> [REQUIRED TASK]
Select the lines that hold the word "WKCE" and copy each one.

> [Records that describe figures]
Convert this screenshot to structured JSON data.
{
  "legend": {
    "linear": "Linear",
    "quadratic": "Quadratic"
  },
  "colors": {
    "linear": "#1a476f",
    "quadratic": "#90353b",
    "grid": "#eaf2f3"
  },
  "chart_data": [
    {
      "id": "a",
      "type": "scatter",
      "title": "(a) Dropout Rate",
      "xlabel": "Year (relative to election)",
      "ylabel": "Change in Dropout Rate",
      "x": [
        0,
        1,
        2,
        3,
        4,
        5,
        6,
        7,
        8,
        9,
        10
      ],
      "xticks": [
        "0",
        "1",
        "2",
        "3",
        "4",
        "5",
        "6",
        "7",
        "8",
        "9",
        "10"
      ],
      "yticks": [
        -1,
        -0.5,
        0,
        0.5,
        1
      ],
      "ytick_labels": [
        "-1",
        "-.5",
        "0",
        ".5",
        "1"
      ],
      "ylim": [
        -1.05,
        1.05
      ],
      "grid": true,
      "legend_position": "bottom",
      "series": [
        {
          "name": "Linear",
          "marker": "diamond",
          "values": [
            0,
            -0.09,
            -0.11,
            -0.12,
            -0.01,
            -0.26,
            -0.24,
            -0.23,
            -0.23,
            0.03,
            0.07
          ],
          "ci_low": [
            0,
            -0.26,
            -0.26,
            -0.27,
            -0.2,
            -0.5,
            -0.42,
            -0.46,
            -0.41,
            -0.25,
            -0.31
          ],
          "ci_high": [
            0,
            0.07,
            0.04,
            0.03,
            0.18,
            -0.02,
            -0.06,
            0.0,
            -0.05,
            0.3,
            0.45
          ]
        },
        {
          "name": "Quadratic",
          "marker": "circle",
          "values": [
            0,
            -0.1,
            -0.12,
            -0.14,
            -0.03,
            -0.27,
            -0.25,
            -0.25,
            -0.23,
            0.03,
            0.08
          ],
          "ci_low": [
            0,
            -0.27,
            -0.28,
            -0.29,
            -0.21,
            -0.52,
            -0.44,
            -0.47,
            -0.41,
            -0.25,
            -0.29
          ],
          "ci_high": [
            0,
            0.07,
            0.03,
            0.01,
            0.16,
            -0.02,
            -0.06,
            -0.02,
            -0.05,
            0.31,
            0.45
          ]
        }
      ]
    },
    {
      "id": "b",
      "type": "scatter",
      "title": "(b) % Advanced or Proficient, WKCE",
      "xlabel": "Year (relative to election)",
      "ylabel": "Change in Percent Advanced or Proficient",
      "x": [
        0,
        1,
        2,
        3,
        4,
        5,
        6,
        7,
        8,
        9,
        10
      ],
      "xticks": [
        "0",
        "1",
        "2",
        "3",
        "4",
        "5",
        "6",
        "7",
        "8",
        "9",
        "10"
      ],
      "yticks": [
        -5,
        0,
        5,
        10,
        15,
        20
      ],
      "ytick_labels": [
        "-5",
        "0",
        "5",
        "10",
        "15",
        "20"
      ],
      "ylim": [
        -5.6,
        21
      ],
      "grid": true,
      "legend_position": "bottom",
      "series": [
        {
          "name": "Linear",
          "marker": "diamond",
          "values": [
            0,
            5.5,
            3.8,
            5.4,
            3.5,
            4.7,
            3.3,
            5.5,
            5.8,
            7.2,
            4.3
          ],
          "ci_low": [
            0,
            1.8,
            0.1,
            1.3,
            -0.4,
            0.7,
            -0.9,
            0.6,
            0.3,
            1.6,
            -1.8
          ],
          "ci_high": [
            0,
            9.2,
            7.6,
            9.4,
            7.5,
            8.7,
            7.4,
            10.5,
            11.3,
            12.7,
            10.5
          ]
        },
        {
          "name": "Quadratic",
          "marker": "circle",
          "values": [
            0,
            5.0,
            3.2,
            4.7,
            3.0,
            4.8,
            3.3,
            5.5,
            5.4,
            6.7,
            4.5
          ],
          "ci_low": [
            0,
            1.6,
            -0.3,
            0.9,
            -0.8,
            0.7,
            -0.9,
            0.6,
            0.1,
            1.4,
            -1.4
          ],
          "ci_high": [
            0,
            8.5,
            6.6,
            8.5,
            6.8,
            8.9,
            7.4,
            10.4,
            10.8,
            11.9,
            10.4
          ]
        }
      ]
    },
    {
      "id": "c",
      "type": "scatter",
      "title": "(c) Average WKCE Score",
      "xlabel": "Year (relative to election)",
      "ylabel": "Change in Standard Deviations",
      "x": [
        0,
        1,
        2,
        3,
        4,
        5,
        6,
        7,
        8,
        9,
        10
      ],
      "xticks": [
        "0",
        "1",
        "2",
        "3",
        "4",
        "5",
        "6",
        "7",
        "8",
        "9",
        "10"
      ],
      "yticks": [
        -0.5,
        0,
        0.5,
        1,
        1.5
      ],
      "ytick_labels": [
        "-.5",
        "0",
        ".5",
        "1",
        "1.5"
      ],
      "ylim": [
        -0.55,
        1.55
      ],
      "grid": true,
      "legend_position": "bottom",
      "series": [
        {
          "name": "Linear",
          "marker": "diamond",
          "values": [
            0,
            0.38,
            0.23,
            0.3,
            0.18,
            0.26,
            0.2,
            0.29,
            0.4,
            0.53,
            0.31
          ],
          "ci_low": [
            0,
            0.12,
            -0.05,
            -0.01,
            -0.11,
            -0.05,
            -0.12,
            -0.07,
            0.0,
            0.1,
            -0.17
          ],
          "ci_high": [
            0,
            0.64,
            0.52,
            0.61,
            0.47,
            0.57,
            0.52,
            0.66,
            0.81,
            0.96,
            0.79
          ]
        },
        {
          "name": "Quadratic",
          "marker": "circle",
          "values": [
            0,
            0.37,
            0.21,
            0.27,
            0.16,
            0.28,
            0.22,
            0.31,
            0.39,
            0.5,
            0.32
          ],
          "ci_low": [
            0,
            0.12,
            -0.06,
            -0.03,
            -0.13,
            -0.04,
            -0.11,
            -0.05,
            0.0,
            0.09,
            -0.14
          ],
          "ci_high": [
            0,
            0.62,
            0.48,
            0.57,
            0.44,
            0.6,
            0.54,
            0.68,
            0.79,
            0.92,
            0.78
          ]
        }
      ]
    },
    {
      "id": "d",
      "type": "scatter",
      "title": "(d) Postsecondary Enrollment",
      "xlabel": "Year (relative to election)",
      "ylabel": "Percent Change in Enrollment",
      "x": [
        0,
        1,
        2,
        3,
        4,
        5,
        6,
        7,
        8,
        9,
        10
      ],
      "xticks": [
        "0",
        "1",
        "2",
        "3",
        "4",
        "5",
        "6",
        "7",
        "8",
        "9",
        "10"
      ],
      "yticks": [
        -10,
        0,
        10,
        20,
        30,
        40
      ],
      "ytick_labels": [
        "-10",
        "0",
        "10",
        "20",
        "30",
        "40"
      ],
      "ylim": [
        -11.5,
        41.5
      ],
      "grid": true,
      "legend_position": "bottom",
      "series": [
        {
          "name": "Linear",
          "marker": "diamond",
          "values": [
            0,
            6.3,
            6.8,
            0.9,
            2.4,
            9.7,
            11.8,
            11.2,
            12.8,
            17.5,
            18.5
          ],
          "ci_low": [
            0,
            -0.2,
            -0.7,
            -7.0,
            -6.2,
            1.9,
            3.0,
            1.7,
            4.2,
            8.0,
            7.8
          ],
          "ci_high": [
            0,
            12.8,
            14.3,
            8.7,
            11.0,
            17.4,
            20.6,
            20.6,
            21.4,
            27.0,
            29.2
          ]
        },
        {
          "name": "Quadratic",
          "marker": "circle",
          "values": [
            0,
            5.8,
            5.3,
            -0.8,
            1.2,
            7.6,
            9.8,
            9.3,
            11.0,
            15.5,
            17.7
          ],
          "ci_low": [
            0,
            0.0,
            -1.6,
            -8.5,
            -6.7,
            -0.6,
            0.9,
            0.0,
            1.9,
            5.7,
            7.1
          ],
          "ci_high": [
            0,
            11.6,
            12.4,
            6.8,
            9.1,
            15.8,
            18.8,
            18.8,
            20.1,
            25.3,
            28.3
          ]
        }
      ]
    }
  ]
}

> [CORRECT ANSWER]
      "title": "(b) % Advanced or Proficient, WKCE",
      "title": "(c) Average WKCE Score",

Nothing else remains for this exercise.